◆ What is asked
In the records below, work out how many lines hold the word "Welcome". Report the number alone.

Collected data entries
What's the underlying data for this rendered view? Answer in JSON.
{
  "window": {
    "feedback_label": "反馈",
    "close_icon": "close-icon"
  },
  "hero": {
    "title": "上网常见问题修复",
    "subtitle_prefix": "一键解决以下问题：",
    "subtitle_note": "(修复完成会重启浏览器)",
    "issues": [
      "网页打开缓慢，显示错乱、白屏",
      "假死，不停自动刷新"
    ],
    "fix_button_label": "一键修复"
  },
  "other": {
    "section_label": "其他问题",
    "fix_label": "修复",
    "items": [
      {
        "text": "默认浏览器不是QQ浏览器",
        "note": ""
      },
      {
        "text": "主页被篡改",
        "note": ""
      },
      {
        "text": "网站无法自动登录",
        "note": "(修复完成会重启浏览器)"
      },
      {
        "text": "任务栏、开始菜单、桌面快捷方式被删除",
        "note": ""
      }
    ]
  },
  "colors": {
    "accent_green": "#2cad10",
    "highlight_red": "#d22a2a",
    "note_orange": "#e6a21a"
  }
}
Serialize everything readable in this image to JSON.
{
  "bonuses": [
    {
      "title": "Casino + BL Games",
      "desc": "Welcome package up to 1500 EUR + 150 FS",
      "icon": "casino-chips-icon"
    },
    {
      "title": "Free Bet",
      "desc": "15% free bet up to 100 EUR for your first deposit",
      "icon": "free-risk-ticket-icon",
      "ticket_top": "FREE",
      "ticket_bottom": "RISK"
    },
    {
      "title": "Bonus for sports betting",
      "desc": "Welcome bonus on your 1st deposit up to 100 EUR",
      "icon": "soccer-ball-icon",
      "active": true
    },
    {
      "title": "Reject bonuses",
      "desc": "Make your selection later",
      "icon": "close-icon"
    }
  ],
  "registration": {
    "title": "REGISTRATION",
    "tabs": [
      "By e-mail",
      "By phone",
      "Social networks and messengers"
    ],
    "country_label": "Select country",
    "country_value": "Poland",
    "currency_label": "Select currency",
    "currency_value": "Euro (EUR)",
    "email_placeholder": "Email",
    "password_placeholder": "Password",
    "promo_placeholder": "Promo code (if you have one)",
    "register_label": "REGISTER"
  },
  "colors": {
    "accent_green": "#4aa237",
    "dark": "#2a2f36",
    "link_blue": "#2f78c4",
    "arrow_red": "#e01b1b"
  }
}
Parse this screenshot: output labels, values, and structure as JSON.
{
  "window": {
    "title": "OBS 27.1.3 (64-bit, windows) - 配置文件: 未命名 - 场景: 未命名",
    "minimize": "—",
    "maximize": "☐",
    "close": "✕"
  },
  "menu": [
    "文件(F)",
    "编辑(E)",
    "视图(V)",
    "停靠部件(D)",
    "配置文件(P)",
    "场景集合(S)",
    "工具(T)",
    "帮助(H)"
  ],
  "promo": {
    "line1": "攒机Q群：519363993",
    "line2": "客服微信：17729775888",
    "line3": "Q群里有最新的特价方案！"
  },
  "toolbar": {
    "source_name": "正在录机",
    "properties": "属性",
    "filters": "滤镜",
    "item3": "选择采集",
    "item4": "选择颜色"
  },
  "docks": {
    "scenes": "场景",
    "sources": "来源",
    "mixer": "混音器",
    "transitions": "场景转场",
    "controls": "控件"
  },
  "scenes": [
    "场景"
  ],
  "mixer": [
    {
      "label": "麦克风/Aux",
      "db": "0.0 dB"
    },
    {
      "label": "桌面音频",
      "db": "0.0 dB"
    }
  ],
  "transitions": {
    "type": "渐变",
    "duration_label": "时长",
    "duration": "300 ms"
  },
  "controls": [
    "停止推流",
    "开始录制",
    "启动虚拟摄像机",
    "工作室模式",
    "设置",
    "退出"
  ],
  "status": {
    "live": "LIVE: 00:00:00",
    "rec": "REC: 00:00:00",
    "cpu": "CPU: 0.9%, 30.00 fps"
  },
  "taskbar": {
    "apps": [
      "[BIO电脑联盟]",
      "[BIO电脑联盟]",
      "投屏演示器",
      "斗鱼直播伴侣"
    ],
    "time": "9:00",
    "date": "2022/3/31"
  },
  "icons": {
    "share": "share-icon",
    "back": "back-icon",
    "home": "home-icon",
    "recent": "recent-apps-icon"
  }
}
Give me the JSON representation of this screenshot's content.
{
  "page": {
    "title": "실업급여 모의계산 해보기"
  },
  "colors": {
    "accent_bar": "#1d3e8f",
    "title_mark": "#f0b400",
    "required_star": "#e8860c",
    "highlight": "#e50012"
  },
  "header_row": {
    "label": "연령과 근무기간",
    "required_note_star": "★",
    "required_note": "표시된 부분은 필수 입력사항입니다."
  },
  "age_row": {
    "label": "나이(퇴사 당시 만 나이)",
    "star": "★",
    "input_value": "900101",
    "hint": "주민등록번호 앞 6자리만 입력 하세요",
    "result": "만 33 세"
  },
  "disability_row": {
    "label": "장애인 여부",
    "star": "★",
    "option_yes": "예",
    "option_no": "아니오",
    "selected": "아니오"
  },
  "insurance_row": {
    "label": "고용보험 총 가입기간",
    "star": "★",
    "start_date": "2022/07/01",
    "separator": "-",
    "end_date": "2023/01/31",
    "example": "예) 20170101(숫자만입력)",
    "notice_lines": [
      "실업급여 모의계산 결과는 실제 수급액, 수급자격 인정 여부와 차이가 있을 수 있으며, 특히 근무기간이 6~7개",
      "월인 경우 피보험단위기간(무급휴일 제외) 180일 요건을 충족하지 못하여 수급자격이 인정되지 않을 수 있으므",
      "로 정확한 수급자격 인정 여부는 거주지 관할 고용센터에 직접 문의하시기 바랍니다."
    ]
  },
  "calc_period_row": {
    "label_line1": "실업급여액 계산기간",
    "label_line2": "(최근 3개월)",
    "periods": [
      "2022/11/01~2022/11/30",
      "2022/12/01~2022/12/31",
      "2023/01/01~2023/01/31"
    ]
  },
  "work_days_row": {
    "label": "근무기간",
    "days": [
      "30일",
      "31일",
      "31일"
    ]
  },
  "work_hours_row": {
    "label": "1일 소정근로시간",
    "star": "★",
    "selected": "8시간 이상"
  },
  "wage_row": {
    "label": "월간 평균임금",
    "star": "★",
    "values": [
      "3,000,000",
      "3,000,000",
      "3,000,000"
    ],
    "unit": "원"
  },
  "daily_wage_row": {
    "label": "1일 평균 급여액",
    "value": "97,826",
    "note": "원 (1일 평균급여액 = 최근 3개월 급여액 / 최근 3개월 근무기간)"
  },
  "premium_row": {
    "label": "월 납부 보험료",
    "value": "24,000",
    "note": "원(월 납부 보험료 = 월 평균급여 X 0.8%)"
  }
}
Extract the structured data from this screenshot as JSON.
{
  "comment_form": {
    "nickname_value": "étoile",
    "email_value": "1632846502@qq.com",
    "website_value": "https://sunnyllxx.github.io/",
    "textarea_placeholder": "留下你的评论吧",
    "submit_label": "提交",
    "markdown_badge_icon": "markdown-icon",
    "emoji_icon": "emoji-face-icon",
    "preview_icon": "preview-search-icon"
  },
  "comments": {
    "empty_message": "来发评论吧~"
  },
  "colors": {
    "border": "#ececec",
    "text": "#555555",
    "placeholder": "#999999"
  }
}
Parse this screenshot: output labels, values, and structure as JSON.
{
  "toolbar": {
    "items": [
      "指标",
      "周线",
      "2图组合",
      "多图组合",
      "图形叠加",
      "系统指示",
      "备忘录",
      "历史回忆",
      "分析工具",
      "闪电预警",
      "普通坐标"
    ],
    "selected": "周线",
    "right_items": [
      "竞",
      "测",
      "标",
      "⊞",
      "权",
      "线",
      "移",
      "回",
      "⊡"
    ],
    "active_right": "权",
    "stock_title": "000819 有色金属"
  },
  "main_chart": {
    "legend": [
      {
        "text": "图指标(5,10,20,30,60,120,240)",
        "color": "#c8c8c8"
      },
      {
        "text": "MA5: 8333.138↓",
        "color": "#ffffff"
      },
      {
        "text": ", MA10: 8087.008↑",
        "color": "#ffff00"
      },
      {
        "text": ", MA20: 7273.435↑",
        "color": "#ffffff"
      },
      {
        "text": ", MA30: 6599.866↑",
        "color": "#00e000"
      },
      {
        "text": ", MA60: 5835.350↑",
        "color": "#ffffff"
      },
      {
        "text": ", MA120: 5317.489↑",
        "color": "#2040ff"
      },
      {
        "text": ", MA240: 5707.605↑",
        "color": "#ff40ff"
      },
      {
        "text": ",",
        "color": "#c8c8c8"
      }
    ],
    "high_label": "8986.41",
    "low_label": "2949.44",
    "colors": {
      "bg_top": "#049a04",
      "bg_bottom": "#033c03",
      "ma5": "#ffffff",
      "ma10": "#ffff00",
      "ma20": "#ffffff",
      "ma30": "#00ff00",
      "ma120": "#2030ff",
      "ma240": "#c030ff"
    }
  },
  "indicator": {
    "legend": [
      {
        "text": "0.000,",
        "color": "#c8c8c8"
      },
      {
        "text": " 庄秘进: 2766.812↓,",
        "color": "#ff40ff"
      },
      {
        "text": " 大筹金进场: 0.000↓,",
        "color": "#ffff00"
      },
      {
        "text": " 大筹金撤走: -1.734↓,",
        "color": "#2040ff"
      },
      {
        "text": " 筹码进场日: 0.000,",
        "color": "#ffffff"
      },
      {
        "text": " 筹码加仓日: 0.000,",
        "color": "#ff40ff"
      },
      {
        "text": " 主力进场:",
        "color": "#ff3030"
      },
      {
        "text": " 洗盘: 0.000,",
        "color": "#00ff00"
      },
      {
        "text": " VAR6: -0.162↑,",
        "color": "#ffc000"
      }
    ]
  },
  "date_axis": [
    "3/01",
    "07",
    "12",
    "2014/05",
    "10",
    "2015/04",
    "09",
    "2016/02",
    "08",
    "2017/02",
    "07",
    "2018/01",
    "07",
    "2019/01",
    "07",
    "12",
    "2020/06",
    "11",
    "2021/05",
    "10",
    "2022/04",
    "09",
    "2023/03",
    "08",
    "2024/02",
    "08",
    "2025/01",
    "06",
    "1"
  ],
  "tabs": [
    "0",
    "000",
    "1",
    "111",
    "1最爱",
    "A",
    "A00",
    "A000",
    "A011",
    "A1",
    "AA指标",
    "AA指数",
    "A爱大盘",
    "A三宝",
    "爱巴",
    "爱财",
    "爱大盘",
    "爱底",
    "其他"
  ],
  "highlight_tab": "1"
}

◆ Response to this task
2